▶ Exercise goal:
Leave out any picture and return the remaining listing below exactly as given.

## Start Record extracts

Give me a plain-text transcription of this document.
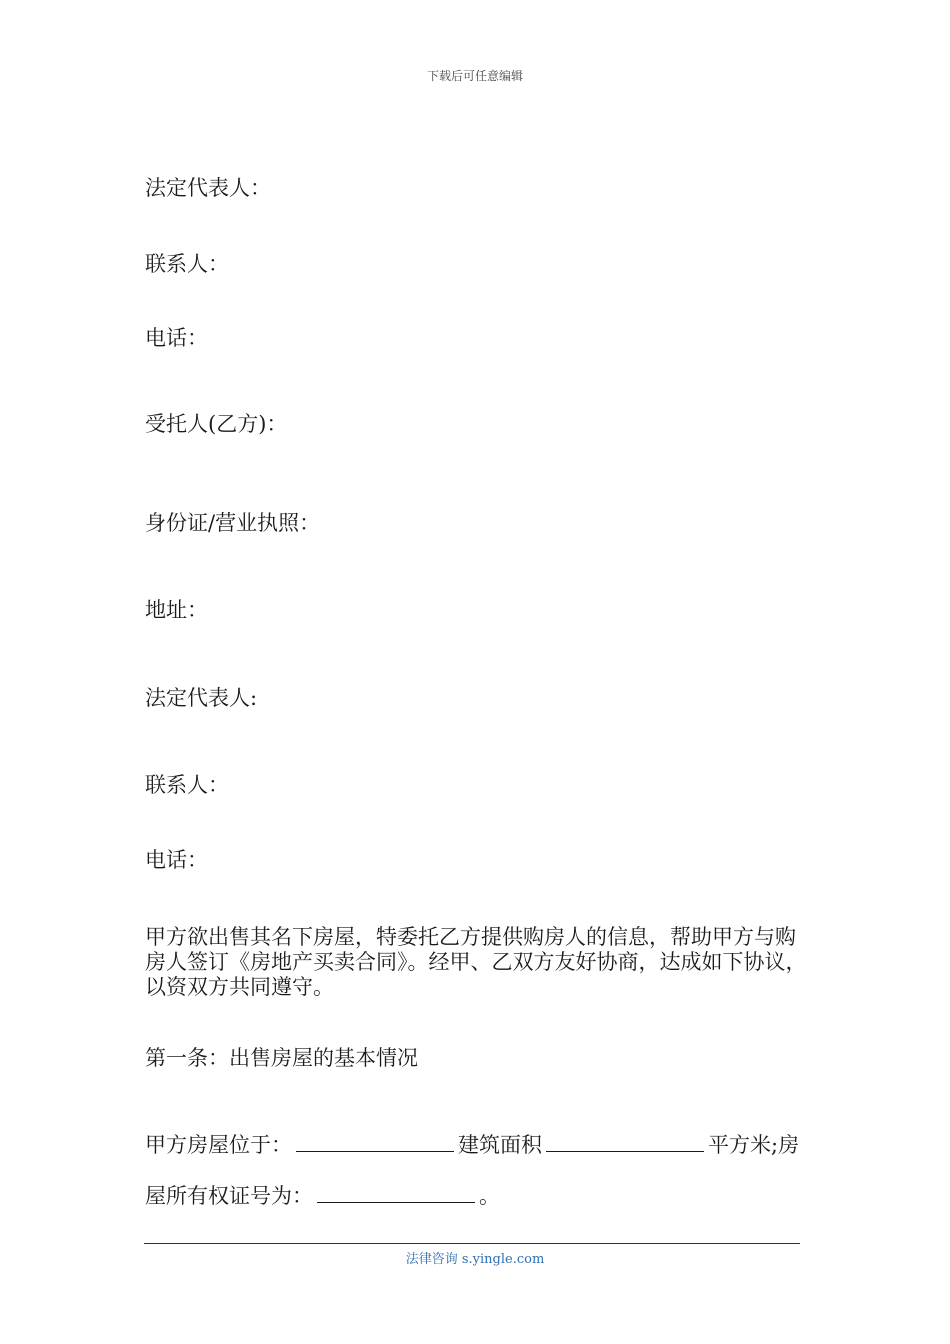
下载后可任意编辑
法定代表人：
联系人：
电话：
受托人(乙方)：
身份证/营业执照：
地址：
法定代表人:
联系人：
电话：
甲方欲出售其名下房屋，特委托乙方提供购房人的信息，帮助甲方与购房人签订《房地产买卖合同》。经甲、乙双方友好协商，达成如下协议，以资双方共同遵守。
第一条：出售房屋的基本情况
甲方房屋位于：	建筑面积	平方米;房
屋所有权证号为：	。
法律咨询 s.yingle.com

## End Record extracts

▶ The solution:
Give me a plain-text transcription of this document.
下载后可任意编辑
法定代表人：
联系人：
电话：
受托人(乙方)：
身份证/营业执照：
地址：
法定代表人:
联系人：
电话：
甲方欲出售其名下房屋，特委托乙方提供购房人的信息，帮助甲方与购房人签订《房地产买卖合同》。经甲、乙双方友好协商，达成如下协议，以资双方共同遵守。
第一条：出售房屋的基本情况
甲方房屋位于：	建筑面积	平方米;房
屋所有权证号为：	。
法律咨询 s.yingle.com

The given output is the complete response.